Written request -
From the entries below, please gather each line containing the string "Surface".

+++++

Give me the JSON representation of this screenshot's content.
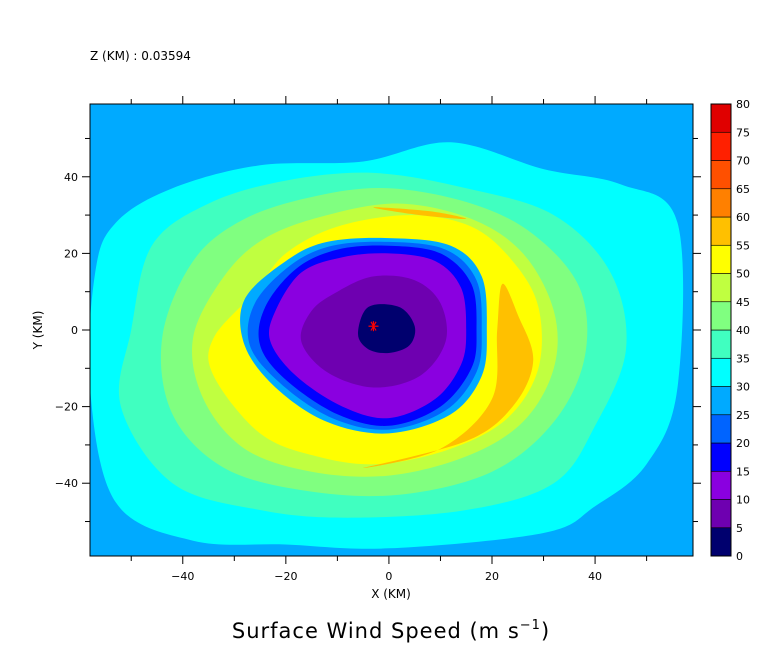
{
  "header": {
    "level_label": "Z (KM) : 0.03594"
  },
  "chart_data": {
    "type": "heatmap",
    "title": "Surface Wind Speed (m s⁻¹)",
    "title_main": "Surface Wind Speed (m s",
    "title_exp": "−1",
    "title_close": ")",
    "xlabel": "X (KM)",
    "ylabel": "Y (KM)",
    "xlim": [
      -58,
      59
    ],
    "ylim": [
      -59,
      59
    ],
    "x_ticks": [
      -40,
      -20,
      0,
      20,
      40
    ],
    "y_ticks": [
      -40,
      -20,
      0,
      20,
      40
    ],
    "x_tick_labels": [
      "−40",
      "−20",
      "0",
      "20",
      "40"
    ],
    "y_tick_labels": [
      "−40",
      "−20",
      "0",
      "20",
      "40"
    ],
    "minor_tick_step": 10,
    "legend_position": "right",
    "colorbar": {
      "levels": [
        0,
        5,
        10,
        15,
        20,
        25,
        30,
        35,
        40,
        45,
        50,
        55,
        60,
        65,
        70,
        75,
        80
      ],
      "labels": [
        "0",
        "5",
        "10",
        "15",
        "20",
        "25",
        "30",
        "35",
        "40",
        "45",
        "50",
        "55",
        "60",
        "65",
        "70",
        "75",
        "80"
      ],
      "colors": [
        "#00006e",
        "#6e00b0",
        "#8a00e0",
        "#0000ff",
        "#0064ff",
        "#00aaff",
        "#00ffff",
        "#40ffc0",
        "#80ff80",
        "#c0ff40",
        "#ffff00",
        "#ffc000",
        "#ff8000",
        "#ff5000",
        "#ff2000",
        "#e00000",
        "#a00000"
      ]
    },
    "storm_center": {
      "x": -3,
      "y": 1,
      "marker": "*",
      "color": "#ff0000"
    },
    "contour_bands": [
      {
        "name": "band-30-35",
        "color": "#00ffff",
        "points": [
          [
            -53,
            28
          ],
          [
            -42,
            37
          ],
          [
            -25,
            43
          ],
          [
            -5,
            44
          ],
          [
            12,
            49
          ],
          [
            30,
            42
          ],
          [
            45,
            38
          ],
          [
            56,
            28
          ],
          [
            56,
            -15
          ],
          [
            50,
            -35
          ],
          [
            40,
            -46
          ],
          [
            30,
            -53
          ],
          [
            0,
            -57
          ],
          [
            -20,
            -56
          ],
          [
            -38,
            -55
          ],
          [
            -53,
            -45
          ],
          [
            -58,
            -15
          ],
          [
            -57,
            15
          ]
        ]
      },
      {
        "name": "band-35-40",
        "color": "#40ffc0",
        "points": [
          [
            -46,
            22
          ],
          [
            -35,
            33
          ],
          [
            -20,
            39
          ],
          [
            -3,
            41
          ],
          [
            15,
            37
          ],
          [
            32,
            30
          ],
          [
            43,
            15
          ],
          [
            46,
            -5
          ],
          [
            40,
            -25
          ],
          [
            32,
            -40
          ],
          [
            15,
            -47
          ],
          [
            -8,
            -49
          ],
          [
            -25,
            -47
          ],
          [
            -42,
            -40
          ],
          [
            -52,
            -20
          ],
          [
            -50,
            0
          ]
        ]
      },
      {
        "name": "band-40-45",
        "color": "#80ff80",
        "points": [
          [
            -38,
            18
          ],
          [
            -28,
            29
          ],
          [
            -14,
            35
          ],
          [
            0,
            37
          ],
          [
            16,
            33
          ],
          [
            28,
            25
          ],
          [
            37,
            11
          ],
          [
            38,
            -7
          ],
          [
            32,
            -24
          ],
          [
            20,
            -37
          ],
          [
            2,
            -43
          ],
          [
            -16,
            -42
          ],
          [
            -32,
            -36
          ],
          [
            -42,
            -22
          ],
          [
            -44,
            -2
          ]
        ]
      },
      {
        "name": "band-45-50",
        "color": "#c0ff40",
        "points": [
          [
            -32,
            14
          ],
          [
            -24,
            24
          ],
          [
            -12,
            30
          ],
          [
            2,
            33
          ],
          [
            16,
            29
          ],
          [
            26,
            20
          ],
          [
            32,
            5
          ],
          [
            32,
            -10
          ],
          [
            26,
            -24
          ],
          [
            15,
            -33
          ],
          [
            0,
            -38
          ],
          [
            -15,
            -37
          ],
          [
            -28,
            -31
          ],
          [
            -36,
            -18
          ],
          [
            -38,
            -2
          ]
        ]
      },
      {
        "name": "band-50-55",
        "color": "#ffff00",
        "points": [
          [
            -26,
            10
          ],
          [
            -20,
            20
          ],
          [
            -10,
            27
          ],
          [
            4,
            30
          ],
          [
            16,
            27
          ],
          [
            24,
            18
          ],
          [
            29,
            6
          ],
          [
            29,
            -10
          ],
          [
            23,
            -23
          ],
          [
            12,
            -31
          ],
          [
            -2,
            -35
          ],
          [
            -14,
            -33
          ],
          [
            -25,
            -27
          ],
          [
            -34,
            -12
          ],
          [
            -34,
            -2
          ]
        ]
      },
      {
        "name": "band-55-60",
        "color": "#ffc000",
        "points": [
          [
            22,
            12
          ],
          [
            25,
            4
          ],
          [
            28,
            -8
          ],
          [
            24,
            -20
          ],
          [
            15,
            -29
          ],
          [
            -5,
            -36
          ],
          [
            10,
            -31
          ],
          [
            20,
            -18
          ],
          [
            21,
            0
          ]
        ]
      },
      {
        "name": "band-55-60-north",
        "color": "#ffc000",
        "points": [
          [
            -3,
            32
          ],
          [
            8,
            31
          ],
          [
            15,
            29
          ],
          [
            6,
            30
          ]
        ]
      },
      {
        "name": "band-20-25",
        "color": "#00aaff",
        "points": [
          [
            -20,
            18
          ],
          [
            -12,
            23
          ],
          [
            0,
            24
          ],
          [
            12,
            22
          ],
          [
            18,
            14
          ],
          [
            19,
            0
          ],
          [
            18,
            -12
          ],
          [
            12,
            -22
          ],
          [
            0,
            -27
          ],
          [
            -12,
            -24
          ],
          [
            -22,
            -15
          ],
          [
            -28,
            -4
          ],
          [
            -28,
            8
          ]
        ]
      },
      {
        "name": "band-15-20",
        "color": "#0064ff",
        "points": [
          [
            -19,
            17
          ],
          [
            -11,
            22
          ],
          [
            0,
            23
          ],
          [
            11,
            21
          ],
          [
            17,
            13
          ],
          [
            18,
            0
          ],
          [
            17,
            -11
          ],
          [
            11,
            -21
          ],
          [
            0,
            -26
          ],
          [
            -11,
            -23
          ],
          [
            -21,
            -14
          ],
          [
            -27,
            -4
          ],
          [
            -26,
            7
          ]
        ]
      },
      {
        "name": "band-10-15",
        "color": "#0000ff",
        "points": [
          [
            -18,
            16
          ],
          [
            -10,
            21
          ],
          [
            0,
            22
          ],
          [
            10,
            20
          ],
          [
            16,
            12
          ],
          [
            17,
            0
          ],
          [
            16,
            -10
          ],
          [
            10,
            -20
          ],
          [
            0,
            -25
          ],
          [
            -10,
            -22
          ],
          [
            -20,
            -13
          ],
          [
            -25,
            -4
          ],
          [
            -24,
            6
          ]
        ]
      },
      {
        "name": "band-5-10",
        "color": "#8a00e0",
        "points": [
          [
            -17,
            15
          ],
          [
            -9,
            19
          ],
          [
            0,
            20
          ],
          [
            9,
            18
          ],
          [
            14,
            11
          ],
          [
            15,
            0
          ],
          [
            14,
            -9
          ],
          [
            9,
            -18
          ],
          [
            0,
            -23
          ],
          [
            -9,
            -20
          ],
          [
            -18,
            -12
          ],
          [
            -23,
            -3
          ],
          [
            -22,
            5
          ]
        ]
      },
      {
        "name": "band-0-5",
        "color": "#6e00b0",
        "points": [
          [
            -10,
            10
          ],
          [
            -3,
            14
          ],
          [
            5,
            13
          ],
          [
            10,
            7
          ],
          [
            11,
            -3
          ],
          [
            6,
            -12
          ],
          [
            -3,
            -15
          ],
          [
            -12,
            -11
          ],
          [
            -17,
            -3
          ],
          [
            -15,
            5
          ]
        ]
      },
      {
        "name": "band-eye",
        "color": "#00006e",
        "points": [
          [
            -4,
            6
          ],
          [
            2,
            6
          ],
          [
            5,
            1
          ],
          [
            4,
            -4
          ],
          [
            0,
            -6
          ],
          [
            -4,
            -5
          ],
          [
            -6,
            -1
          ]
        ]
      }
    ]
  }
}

+++++

Task output -
    "title": "Surface Wind Speed (m s⁻¹)",
    "title_main": "Surface Wind Speed (m s",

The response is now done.